Objective 1
Reproduce the rows of the layout coordinate data verbatim, from the first row through the row containing "x-tick-label-3: 3 (415, 577, 424, 596)", including both of those rows.

Excerpted passage
'''

So, in Rigodon, just over halfway into the
novel, Céline describes what it was like for a civilian to be caught up in a
bombing raid of a city in Germany during the last months of the war and he is
hit by a brick on the head. So, he is concussed. This is where Céline is like
Joyce, so if the character is concussed the writing must be concussed too, and
so we are reading the description of the bombing as someone who is suffering
from concussion would see it. Technically, this is a very difficult thing to do
and this is when he resorts to music.
Maintenant là revenons aux faits…sur le remblai
où nous sommes on peut y voir comme en plein
jour…claire de lune ardent, si j’ose dire…soleil bien
calme de fin d’automne…uuuuh ! oh mais une petite
variété !...ci !...la !...shrapnels !...aux
nuages ! et entre…
bouquets d’obus…vraiment le grandiose panorama…
selon moi !...et tout ceci dans la musique… [29]
Anyone who has experienced what it is like to be in an
accident will understand the kind of experience that Céline is attempting to
describe, when large quantities of adrenaline are kicking in and one is
experiencing shock of a profound kind and so everything appears in a kind of
slow motion, this is exactly the kind of delirium that Céline is attempting to
portray and in order for him to do so, he uses the analogy of music.

'''

Objective 2
Write the next part of the passage on Céline's Rigodon, starting after its final sentence.

Layout coordinate data
'''

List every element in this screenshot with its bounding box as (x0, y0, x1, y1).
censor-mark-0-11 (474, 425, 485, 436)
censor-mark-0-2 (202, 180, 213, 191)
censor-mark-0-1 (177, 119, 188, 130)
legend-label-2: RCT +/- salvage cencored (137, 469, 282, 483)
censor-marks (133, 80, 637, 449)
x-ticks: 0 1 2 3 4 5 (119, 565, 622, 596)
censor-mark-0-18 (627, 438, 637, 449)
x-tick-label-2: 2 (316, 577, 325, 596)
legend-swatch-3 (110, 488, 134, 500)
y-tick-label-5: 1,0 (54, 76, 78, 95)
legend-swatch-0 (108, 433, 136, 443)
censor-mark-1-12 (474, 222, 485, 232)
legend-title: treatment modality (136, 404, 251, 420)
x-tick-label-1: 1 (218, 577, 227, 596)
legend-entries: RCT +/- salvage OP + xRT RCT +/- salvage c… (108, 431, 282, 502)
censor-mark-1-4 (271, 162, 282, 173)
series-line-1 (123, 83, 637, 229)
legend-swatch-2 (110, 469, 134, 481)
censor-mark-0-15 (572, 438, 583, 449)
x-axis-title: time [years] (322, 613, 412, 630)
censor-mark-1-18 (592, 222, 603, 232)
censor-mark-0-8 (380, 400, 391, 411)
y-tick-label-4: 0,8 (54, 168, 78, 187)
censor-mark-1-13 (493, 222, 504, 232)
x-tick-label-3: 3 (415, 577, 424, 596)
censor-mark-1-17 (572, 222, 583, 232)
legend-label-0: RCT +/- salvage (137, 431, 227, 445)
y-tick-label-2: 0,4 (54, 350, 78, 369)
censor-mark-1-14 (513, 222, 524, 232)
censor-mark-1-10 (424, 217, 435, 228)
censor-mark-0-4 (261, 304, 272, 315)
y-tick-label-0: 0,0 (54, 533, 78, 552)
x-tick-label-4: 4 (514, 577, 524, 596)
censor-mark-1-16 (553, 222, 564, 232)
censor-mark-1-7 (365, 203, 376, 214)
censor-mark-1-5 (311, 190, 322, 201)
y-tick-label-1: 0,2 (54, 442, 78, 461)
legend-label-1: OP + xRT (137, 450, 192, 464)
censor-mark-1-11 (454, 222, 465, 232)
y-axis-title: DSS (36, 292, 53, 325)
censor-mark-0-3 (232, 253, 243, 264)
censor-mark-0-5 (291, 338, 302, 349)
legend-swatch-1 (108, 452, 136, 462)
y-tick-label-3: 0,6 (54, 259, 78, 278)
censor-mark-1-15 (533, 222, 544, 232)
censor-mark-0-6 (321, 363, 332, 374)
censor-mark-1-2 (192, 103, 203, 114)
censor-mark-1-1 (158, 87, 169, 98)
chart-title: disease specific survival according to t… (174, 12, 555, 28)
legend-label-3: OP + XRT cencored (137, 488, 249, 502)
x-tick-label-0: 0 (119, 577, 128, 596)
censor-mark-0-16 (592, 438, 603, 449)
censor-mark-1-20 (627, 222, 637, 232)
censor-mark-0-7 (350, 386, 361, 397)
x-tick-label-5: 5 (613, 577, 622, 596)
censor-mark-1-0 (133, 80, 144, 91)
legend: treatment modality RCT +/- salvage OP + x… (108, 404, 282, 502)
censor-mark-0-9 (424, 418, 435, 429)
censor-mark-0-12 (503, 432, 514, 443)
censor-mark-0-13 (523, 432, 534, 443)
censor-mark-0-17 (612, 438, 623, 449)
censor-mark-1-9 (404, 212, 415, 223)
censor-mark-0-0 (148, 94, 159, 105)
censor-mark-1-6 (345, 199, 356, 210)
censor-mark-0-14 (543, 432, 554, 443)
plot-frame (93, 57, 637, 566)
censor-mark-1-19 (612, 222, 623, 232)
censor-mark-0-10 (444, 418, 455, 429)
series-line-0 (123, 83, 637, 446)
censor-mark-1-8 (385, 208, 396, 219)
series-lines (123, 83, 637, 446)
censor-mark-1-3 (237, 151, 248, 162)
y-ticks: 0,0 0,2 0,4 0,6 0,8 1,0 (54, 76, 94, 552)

'''

Task result 1
List every element in this screenshot with its bounding box as (x0, y0, x1, y1).
censor-mark-0-11 (474, 425, 485, 436)
censor-mark-0-2 (202, 180, 213, 191)
censor-mark-0-1 (177, 119, 188, 130)
legend-label-2: RCT +/- salvage cencored (137, 469, 282, 483)
censor-marks (133, 80, 637, 449)
x-ticks: 0 1 2 3 4 5 (119, 565, 622, 596)
censor-mark-0-18 (627, 438, 637, 449)
x-tick-label-2: 2 (316, 577, 325, 596)
legend-swatch-3 (110, 488, 134, 500)
y-tick-label-5: 1,0 (54, 76, 78, 95)
legend-swatch-0 (108, 433, 136, 443)
censor-mark-1-12 (474, 222, 485, 232)
legend-title: treatment modality (136, 404, 251, 420)
x-tick-label-1: 1 (218, 577, 227, 596)
legend-entries: RCT +/- salvage OP + xRT RCT +/- salvage c… (108, 431, 282, 502)
censor-mark-1-4 (271, 162, 282, 173)
series-line-1 (123, 83, 637, 229)
legend-swatch-2 (110, 469, 134, 481)
censor-mark-0-15 (572, 438, 583, 449)
x-axis-title: time [years] (322, 613, 412, 630)
censor-mark-1-18 (592, 222, 603, 232)
censor-mark-0-8 (380, 400, 391, 411)
y-tick-label-4: 0,8 (54, 168, 78, 187)
censor-mark-1-13 (493, 222, 504, 232)
x-tick-label-3: 3 (415, 577, 424, 596)

Task result 2
je cherchais un air…un accompagnement…je
demande à Lili… »t’entends rien ? »…si !...elle
entends les sirènes…c’est tout !...moi seul alors cette
musique ?...Felipe ?...il écoute…il entend pas de
musique non plus, que des dégelées de mines et
plein de sirènes…uuuuh ! comment se fait-il ?...moi
pourtant pas musicien…du tout…il me passe des
airs…je dirais même des airs somptueux…[30]
A sumptuous music is the term Céline uses to describe
the musical air that he alone seems privy to hear while the bombs are exploding
all around them on the streets of Hanover. Now, a funny thing happens in this
chapter where Céline is describing his experience of the bombing, remember he
has already signalled to us that his memory is rather faulty when he states
that the events that he is describing happened over twenty five plus years ago.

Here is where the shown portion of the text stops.